> [PROMPT]: Every line holding the string "title" should be gathered.

> [EXERCISE INPUT]:
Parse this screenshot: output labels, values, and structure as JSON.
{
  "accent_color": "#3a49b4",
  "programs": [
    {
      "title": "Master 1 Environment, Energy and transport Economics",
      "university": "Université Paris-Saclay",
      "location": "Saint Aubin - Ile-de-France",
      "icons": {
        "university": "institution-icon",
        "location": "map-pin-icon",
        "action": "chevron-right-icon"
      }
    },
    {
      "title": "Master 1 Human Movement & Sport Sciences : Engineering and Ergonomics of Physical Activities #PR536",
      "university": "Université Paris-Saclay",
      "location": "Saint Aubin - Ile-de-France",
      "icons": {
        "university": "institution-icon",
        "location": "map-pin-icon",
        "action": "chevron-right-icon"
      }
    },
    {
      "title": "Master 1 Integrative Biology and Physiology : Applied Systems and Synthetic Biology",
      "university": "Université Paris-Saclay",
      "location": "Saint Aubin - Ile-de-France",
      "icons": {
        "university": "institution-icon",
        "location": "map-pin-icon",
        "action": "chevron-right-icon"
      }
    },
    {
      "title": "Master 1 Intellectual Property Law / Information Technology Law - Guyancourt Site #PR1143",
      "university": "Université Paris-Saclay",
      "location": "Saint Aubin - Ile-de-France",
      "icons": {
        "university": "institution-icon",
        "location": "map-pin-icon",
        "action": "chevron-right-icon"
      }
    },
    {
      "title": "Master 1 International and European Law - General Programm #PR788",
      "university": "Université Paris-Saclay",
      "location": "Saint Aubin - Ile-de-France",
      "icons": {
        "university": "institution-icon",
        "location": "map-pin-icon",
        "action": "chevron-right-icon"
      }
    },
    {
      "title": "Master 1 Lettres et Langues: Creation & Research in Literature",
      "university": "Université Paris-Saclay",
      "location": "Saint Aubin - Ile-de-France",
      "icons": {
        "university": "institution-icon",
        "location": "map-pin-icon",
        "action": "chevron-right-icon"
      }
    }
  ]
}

> [WRITTEN RESPONSE]:
      "title": "Master 1 Environment, Energy and transport Economics",
      "title": "Master 1 Human Movement & Sport Sciences : Engineering and Ergonomics of Physical Activities #PR536",
      "title": "Master 1 Integrative Biology and Physiology : Applied Systems and Synthetic Biology",
      "title": "Master 1 Intellectual Property Law / Information Technology Law - Guyancourt Site #PR1143",
      "title": "Master 1 International and European Law - General Programm #PR788",
      "title": "Master 1 Lettres et Langues: Creation & Research in Literature",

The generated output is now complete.